(TASK DESCRIPTION) Repeat the material verbatim. Images are excluded from the copy.

(SOURCE RECORDS)
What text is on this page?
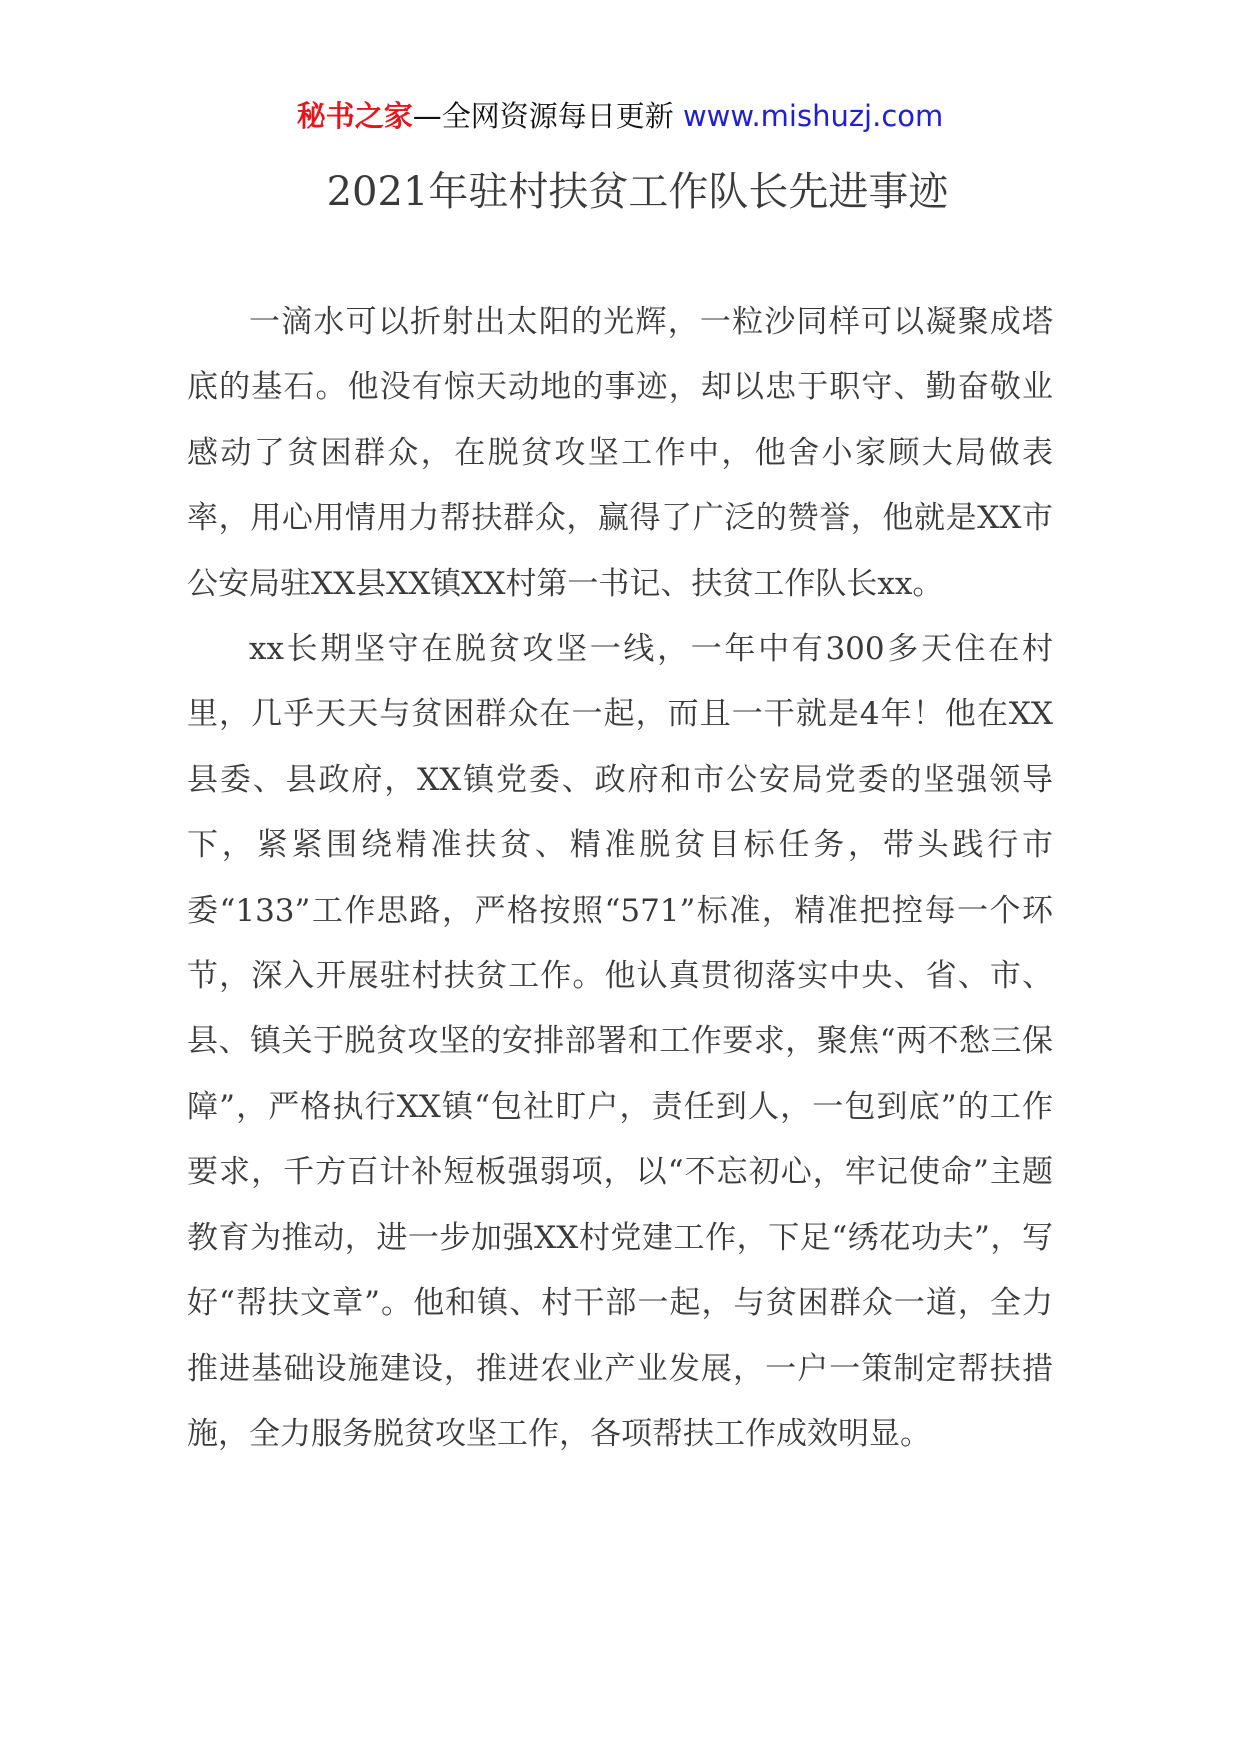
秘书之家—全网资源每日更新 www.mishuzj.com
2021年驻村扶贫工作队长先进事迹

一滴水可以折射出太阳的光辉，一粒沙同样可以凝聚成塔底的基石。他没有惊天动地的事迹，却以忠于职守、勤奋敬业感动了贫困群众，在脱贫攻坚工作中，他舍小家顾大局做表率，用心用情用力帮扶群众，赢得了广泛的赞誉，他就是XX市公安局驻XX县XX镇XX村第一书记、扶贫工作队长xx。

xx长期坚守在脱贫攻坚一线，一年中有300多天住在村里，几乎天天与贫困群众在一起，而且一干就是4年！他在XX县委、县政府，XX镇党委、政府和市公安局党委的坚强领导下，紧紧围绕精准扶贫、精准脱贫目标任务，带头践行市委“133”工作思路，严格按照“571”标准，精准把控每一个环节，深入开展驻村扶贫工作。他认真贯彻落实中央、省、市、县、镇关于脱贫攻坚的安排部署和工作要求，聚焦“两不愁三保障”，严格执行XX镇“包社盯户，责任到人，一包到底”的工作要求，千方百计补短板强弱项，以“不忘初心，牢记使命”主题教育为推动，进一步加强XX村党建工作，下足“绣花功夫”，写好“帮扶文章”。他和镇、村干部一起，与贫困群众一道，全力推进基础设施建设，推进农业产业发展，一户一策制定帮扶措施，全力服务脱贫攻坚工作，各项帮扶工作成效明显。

(THE REPLY)
What text is on this page?
秘书之家—全网资源每日更新 www.mishuzj.com
2021年驻村扶贫工作队长先进事迹

一滴水可以折射出太阳的光辉，一粒沙同样可以凝聚成塔底的基石。他没有惊天动地的事迹，却以忠于职守、勤奋敬业感动了贫困群众，在脱贫攻坚工作中，他舍小家顾大局做表率，用心用情用力帮扶群众，赢得了广泛的赞誉，他就是XX市公安局驻XX县XX镇XX村第一书记、扶贫工作队长xx。

xx长期坚守在脱贫攻坚一线，一年中有300多天住在村里，几乎天天与贫困群众在一起，而且一干就是4年！他在XX县委、县政府，XX镇党委、政府和市公安局党委的坚强领导下，紧紧围绕精准扶贫、精准脱贫目标任务，带头践行市委“133”工作思路，严格按照“571”标准，精准把控每一个环节，深入开展驻村扶贫工作。他认真贯彻落实中央、省、市、县、镇关于脱贫攻坚的安排部署和工作要求，聚焦“两不愁三保障”，严格执行XX镇“包社盯户，责任到人，一包到底”的工作要求，千方百计补短板强弱项，以“不忘初心，牢记使命”主题教育为推动，进一步加强XX村党建工作，下足“绣花功夫”，写好“帮扶文章”。他和镇、村干部一起，与贫困群众一道，全力推进基础设施建设，推进农业产业发展，一户一策制定帮扶措施，全力服务脱贫攻坚工作，各项帮扶工作成效明显。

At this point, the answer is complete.